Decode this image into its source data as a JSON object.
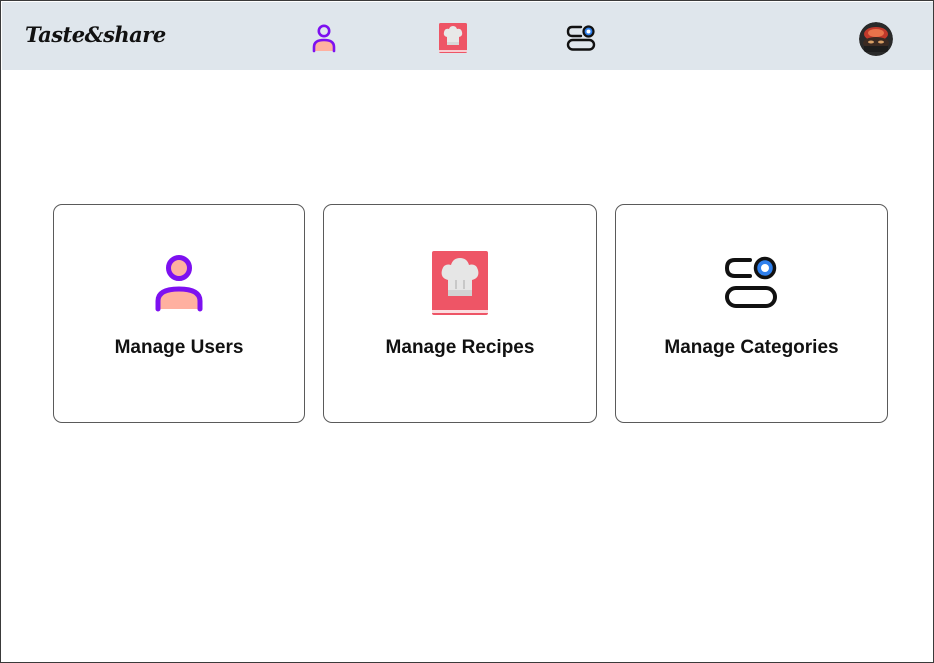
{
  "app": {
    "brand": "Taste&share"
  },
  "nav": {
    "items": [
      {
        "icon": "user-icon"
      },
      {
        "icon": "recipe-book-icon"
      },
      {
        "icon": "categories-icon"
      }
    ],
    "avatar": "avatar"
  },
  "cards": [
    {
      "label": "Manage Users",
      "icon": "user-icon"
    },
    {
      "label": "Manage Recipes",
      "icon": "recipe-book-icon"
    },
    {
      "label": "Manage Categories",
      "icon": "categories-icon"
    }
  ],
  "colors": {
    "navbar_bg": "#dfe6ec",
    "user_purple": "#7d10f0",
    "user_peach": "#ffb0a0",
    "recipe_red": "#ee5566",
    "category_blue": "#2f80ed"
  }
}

...

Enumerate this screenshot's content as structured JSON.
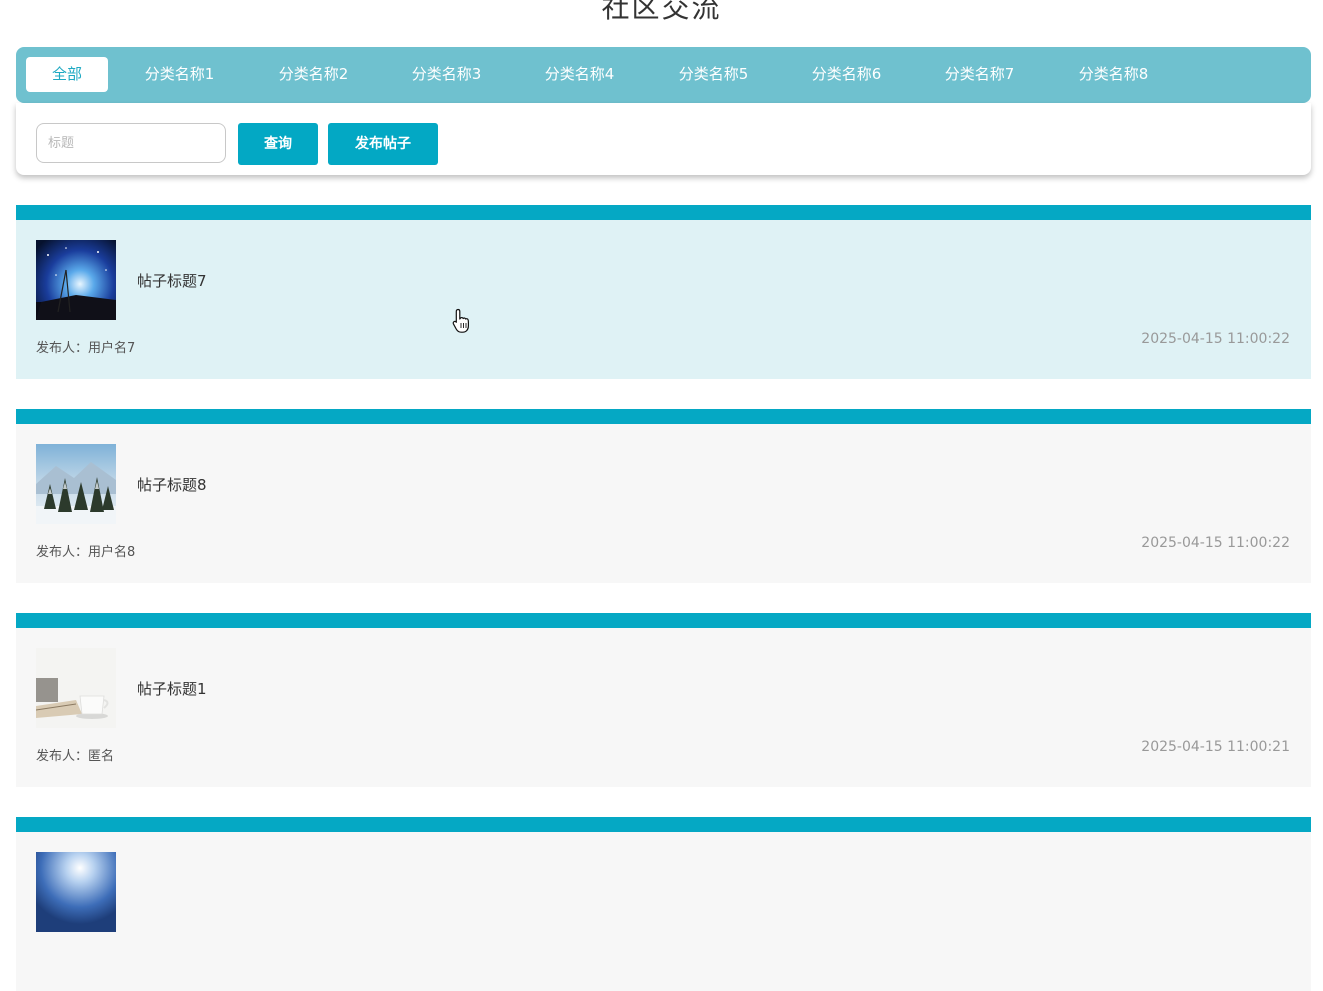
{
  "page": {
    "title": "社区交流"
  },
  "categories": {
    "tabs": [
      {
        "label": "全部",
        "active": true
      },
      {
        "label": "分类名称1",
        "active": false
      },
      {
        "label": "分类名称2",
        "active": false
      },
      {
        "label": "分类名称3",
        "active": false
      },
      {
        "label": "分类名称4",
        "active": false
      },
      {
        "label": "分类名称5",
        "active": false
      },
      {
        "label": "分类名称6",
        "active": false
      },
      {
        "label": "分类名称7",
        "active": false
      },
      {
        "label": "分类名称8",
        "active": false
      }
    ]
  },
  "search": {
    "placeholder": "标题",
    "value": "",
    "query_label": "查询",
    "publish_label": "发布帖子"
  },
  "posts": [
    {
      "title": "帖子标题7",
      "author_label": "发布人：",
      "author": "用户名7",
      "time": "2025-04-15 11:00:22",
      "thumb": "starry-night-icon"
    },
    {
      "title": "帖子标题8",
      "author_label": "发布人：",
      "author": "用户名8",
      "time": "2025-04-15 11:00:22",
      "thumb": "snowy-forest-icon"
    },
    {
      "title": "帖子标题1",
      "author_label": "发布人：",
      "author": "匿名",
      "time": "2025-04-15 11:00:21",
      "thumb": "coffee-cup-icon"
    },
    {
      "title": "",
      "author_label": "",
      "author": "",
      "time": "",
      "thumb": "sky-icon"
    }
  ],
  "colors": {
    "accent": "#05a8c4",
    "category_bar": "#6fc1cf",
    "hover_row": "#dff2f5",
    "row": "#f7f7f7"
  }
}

TASK TO COMPLETE: Where a line of the material above holds the string "JSON", copy that line.

EXPECTED OUTPUT:
Decode this image into its source data as a JSON object.
Enumerate this screenshot's content as structured JSON.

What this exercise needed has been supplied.